TASK TO CARRY OUT – Transcribe every line exactly and omit anything that is a picture.

WORKING DATA –
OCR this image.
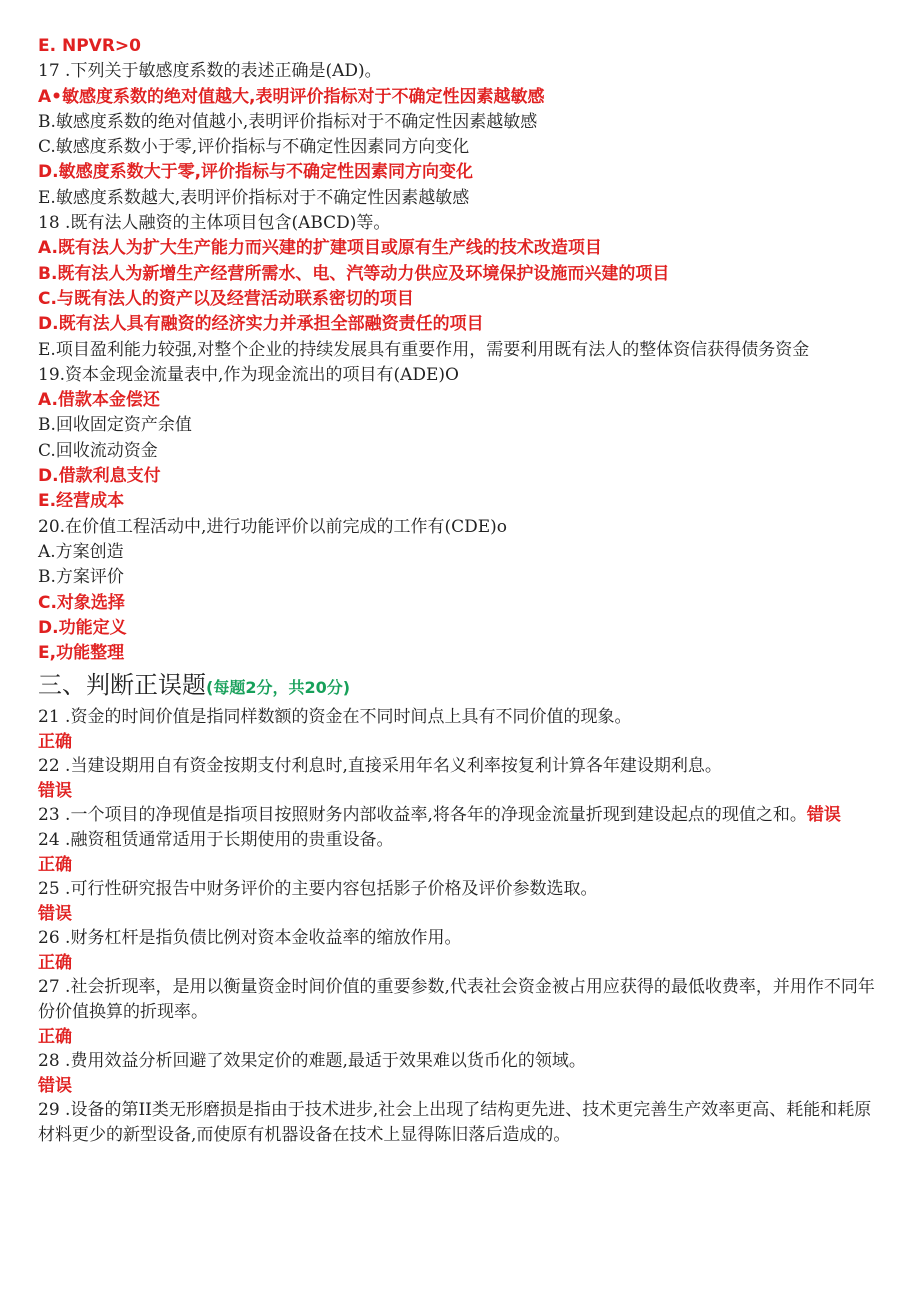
E. NPVR>0
17 .下列关于敏感度系数的表述正确是(AD)。
A•敏感度系数的绝对值越大,表明评价指标对于不确定性因素越敏感
B.敏感度系数的绝对值越小,表明评价指标对于不确定性因素越敏感
C.敏感度系数小于零,评价指标与不确定性因素同方向变化
D.敏感度系数大于零,评价指标与不确定性因素同方向变化
E.敏感度系数越大,表明评价指标对于不确定性因素越敏感
18 .既有法人融资的主体项目包含(ABCD)等。
A.既有法人为扩大生产能力而兴建的扩建项目或原有生产线的技术改造项目
B.既有法人为新增生产经营所需水、电、汽等动力供应及环境保护设施而兴建的项目
C.与既有法人的资产以及经营活动联系密切的项目
D.既有法人具有融资的经济实力并承担全部融资责任的项目
E.项目盈利能力较强,对整个企业的持续发展具有重要作用，需要利用既有法人的整体资信获得债务资金
19.资本金现金流量表中,作为现金流出的项目有(ADE)O
A.借款本金偿还
B.回收固定资产余值
C.回收流动资金
D.借款利息支付
E.经营成本
20.在价值工程活动中,进行功能评价以前完成的工作有(CDE)o
A.方案创造
B.方案评价
C.对象选择
D.功能定义
E,功能整理
三、判断正误题(每题2分，共20分)
21 .资金的时间价值是指同样数额的资金在不同时间点上具有不同价值的现象。
正确
22 .当建设期用自有资金按期支付利息时,直接采用年名义利率按复利计算各年建设期利息。
错误
23 .一个项目的净现值是指项目按照财务内部收益率,将各年的净现金流量折现到建设起点的现值之和。错误
24 .融资租赁通常适用于长期使用的贵重设备。
正确
25 .可行性研究报告中财务评价的主要内容包括影子价格及评价参数选取。
错误
26 .财务杠杆是指负债比例对资本金收益率的缩放作用。
正确
27 .社会折现率，是用以衡量资金时间价值的重要参数,代表社会资金被占用应获得的最低收费率，并用作不同年份价值换算的折现率。
正确
28 .费用效益分析回避了效果定价的难题,最适于效果难以货币化的领域。
错误
29 .设备的第II类无形磨损是指由于技术进步,社会上出现了结构更先进、技术更完善生产效率更高、耗能和耗原材料更少的新型设备,而使原有机器设备在技术上显得陈旧落后造成的。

ANSWER TO THE TASK –
OCR this image.
E. NPVR>0
17 .下列关于敏感度系数的表述正确是(AD)。
A•敏感度系数的绝对值越大,表明评价指标对于不确定性因素越敏感
B.敏感度系数的绝对值越小,表明评价指标对于不确定性因素越敏感
C.敏感度系数小于零,评价指标与不确定性因素同方向变化
D.敏感度系数大于零,评价指标与不确定性因素同方向变化
E.敏感度系数越大,表明评价指标对于不确定性因素越敏感
18 .既有法人融资的主体项目包含(ABCD)等。
A.既有法人为扩大生产能力而兴建的扩建项目或原有生产线的技术改造项目
B.既有法人为新增生产经营所需水、电、汽等动力供应及环境保护设施而兴建的项目
C.与既有法人的资产以及经营活动联系密切的项目
D.既有法人具有融资的经济实力并承担全部融资责任的项目
E.项目盈利能力较强,对整个企业的持续发展具有重要作用，需要利用既有法人的整体资信获得债务资金
19.资本金现金流量表中,作为现金流出的项目有(ADE)O
A.借款本金偿还
B.回收固定资产余值
C.回收流动资金
D.借款利息支付
E.经营成本
20.在价值工程活动中,进行功能评价以前完成的工作有(CDE)o
A.方案创造
B.方案评价
C.对象选择
D.功能定义
E,功能整理
三、判断正误题(每题2分，共20分)
21 .资金的时间价值是指同样数额的资金在不同时间点上具有不同价值的现象。
正确
22 .当建设期用自有资金按期支付利息时,直接采用年名义利率按复利计算各年建设期利息。
错误
23 .一个项目的净现值是指项目按照财务内部收益率,将各年的净现金流量折现到建设起点的现值之和。错误
24 .融资租赁通常适用于长期使用的贵重设备。
正确
25 .可行性研究报告中财务评价的主要内容包括影子价格及评价参数选取。
错误
26 .财务杠杆是指负债比例对资本金收益率的缩放作用。
正确
27 .社会折现率，是用以衡量资金时间价值的重要参数,代表社会资金被占用应获得的最低收费率，并用作不同年份价值换算的折现率。
正确
28 .费用效益分析回避了效果定价的难题,最适于效果难以货币化的领域。
错误
29 .设备的第II类无形磨损是指由于技术进步,社会上出现了结构更先进、技术更完善生产效率更高、耗能和耗原材料更少的新型设备,而使原有机器设备在技术上显得陈旧落后造成的。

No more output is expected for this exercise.